[BEGIN Extracted entries]

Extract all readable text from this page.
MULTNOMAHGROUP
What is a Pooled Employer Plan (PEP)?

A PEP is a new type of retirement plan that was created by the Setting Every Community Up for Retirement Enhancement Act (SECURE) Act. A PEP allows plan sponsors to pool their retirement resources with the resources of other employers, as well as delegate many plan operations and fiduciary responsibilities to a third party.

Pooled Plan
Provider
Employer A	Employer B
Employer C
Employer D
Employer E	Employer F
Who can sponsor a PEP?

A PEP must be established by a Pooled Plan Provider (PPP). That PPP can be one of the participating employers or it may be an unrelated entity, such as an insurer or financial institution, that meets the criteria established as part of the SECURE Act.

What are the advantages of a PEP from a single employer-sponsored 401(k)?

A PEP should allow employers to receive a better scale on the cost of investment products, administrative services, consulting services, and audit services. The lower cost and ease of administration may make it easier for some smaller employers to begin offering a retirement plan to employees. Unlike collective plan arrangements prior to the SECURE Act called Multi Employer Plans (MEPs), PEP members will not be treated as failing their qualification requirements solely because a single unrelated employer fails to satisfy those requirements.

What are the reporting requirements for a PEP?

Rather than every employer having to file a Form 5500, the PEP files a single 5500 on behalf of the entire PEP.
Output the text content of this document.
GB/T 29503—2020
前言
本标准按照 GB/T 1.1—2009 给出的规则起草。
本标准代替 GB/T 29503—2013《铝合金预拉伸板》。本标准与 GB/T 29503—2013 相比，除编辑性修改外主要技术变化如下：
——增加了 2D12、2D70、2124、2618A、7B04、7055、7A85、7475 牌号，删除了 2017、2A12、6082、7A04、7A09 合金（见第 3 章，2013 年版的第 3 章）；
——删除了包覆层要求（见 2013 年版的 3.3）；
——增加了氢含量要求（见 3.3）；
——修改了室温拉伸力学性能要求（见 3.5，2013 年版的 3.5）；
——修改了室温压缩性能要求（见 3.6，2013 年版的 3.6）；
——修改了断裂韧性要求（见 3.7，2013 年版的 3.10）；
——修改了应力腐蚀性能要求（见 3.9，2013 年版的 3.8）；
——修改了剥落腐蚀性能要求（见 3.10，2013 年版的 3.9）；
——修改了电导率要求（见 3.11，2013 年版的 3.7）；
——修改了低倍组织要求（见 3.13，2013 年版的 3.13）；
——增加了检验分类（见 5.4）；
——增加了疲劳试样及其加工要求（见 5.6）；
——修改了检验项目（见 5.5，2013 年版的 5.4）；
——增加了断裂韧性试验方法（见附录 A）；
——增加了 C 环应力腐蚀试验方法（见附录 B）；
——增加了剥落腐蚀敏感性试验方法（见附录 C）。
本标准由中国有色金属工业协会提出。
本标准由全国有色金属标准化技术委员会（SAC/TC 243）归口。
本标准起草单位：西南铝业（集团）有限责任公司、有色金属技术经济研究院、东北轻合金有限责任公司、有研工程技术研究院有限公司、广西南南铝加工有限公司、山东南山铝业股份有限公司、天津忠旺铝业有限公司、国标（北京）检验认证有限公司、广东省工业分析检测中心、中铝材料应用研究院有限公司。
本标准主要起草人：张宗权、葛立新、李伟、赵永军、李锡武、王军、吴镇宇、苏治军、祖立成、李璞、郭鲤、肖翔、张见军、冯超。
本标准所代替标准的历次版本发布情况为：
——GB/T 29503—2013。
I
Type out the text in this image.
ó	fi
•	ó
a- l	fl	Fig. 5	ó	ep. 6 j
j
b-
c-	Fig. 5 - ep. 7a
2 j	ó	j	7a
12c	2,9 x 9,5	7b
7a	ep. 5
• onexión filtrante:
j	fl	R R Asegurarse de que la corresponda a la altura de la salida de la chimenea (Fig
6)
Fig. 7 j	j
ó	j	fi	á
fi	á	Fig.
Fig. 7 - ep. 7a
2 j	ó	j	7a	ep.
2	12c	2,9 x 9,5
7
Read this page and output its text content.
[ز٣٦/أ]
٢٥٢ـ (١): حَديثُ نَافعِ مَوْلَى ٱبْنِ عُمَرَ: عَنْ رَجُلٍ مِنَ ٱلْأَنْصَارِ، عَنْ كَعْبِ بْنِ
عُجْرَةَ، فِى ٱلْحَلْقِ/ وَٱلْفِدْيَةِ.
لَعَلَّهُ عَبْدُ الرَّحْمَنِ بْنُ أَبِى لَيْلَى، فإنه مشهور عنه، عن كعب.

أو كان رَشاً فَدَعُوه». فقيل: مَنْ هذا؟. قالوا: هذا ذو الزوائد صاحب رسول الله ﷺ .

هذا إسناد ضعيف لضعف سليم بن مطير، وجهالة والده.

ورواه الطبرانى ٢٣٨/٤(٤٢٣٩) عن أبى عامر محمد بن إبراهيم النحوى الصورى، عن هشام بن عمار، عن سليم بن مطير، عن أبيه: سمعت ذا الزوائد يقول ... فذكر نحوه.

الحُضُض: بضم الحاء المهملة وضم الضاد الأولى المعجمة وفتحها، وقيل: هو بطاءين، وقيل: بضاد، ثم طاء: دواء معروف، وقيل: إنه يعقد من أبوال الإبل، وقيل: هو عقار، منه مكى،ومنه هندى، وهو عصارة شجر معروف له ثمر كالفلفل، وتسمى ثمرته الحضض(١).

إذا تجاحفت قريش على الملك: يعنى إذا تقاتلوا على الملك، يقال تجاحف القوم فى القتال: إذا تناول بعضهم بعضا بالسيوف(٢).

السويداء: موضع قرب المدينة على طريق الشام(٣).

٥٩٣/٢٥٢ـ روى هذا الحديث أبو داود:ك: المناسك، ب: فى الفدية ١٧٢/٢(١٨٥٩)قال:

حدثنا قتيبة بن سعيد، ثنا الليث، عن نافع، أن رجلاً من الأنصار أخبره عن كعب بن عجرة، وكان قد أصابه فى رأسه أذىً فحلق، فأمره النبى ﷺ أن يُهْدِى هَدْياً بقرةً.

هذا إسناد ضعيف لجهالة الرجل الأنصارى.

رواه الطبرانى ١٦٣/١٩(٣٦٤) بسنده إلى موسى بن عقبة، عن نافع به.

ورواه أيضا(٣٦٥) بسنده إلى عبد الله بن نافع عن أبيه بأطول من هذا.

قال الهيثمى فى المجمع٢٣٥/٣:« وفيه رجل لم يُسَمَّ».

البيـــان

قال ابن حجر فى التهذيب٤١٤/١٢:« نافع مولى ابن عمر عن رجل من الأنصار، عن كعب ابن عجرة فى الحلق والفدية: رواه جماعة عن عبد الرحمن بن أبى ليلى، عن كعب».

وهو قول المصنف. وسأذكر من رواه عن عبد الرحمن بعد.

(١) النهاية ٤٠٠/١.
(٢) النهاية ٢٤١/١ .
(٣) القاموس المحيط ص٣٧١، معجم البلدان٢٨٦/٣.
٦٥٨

[END Extracted entries]

| What is asked |
Every entry above needs to be quoted exactly.

| The output |
Extract all readable text from this page.
MULTNOMAHGROUP
What is a Pooled Employer Plan (PEP)?

A PEP is a new type of retirement plan that was created by the Setting Every Community Up for Retirement Enhancement Act (SECURE) Act. A PEP allows plan sponsors to pool their retirement resources with the resources of other employers, as well as delegate many plan operations and fiduciary responsibilities to a third party.

Pooled Plan
Provider
Employer A	Employer B
Employer C
Employer D
Employer E	Employer F
Who can sponsor a PEP?

A PEP must be established by a Pooled Plan Provider (PPP). That PPP can be one of the participating employers or it may be an unrelated entity, such as an insurer or financial institution, that meets the criteria established as part of the SECURE Act.

What are the advantages of a PEP from a single employer-sponsored 401(k)?

A PEP should allow employers to receive a better scale on the cost of investment products, administrative services, consulting services, and audit services. The lower cost and ease of administration may make it easier for some smaller employers to begin offering a retirement plan to employees. Unlike collective plan arrangements prior to the SECURE Act called Multi Employer Plans (MEPs), PEP members will not be treated as failing their qualification requirements solely because a single unrelated employer fails to satisfy those requirements.

What are the reporting requirements for a PEP?

Rather than every employer having to file a Form 5500, the PEP files a single 5500 on behalf of the entire PEP.
Output the text content of this document.
GB/T 29503—2020
前言
本标准按照 GB/T 1.1—2009 给出的规则起草。
本标准代替 GB/T 29503—2013《铝合金预拉伸板》。本标准与 GB/T 29503—2013 相比，除编辑性修改外主要技术变化如下：
——增加了 2D12、2D70、2124、2618A、7B04、7055、7A85、7475 牌号，删除了 2017、2A12、6082、7A04、7A09 合金（见第 3 章，2013 年版的第 3 章）；
——删除了包覆层要求（见 2013 年版的 3.3）；
——增加了氢含量要求（见 3.3）；
——修改了室温拉伸力学性能要求（见 3.5，2013 年版的 3.5）；
——修改了室温压缩性能要求（见 3.6，2013 年版的 3.6）；
——修改了断裂韧性要求（见 3.7，2013 年版的 3.10）；
——修改了应力腐蚀性能要求（见 3.9，2013 年版的 3.8）；
——修改了剥落腐蚀性能要求（见 3.10，2013 年版的 3.9）；
——修改了电导率要求（见 3.11，2013 年版的 3.7）；
——修改了低倍组织要求（见 3.13，2013 年版的 3.13）；
——增加了检验分类（见 5.4）；
——增加了疲劳试样及其加工要求（见 5.6）；
——修改了检验项目（见 5.5，2013 年版的 5.4）；
——增加了断裂韧性试验方法（见附录 A）；
——增加了 C 环应力腐蚀试验方法（见附录 B）；
——增加了剥落腐蚀敏感性试验方法（见附录 C）。
本标准由中国有色金属工业协会提出。
本标准由全国有色金属标准化技术委员会（SAC/TC 243）归口。
本标准起草单位：西南铝业（集团）有限责任公司、有色金属技术经济研究院、东北轻合金有限责任公司、有研工程技术研究院有限公司、广西南南铝加工有限公司、山东南山铝业股份有限公司、天津忠旺铝业有限公司、国标（北京）检验认证有限公司、广东省工业分析检测中心、中铝材料应用研究院有限公司。
本标准主要起草人：张宗权、葛立新、李伟、赵永军、李锡武、王军、吴镇宇、苏治军、祖立成、李璞、郭鲤、肖翔、张见军、冯超。
本标准所代替标准的历次版本发布情况为：
——GB/T 29503—2013。
I
Type out the text in this image.
ó	fi
•	ó
a- l	fl	Fig. 5	ó	ep. 6 j
j
b-
c-	Fig. 5 - ep. 7a
2 j	ó	j	7a
12c	2,9 x 9,5	7b
7a	ep. 5
• onexión filtrante:
j	fl	R R Asegurarse de que la corresponda a la altura de la salida de la chimenea (Fig
6)
Fig. 7 j	j
ó	j	fi	á
fi	á	Fig.
Fig. 7 - ep. 7a
2 j	ó	j	7a	ep.
2	12c	2,9 x 9,5
7
Read this page and output its text content.
[ز٣٦/أ]
٢٥٢ـ (١): حَديثُ نَافعِ مَوْلَى ٱبْنِ عُمَرَ: عَنْ رَجُلٍ مِنَ ٱلْأَنْصَارِ، عَنْ كَعْبِ بْنِ
عُجْرَةَ، فِى ٱلْحَلْقِ/ وَٱلْفِدْيَةِ.
لَعَلَّهُ عَبْدُ الرَّحْمَنِ بْنُ أَبِى لَيْلَى، فإنه مشهور عنه، عن كعب.

أو كان رَشاً فَدَعُوه». فقيل: مَنْ هذا؟. قالوا: هذا ذو الزوائد صاحب رسول الله ﷺ .

هذا إسناد ضعيف لضعف سليم بن مطير، وجهالة والده.

ورواه الطبرانى ٢٣٨/٤(٤٢٣٩) عن أبى عامر محمد بن إبراهيم النحوى الصورى، عن هشام بن عمار، عن سليم بن مطير، عن أبيه: سمعت ذا الزوائد يقول ... فذكر نحوه.

الحُضُض: بضم الحاء المهملة وضم الضاد الأولى المعجمة وفتحها، وقيل: هو بطاءين، وقيل: بضاد، ثم طاء: دواء معروف، وقيل: إنه يعقد من أبوال الإبل، وقيل: هو عقار، منه مكى،ومنه هندى، وهو عصارة شجر معروف له ثمر كالفلفل، وتسمى ثمرته الحضض(١).

إذا تجاحفت قريش على الملك: يعنى إذا تقاتلوا على الملك، يقال تجاحف القوم فى القتال: إذا تناول بعضهم بعضا بالسيوف(٢).

السويداء: موضع قرب المدينة على طريق الشام(٣).

٥٩٣/٢٥٢ـ روى هذا الحديث أبو داود:ك: المناسك، ب: فى الفدية ١٧٢/٢(١٨٥٩)قال:

حدثنا قتيبة بن سعيد، ثنا الليث، عن نافع، أن رجلاً من الأنصار أخبره عن كعب بن عجرة، وكان قد أصابه فى رأسه أذىً فحلق، فأمره النبى ﷺ أن يُهْدِى هَدْياً بقرةً.

هذا إسناد ضعيف لجهالة الرجل الأنصارى.

رواه الطبرانى ١٦٣/١٩(٣٦٤) بسنده إلى موسى بن عقبة، عن نافع به.

ورواه أيضا(٣٦٥) بسنده إلى عبد الله بن نافع عن أبيه بأطول من هذا.

قال الهيثمى فى المجمع٢٣٥/٣:« وفيه رجل لم يُسَمَّ».

البيـــان

قال ابن حجر فى التهذيب٤١٤/١٢:« نافع مولى ابن عمر عن رجل من الأنصار، عن كعب ابن عجرة فى الحلق والفدية: رواه جماعة عن عبد الرحمن بن أبى ليلى، عن كعب».

وهو قول المصنف. وسأذكر من رواه عن عبد الرحمن بعد.

(١) النهاية ٤٠٠/١.
(٢) النهاية ٢٤١/١ .
(٣) القاموس المحيط ص٣٧١، معجم البلدان٢٨٦/٣.
٦٥٨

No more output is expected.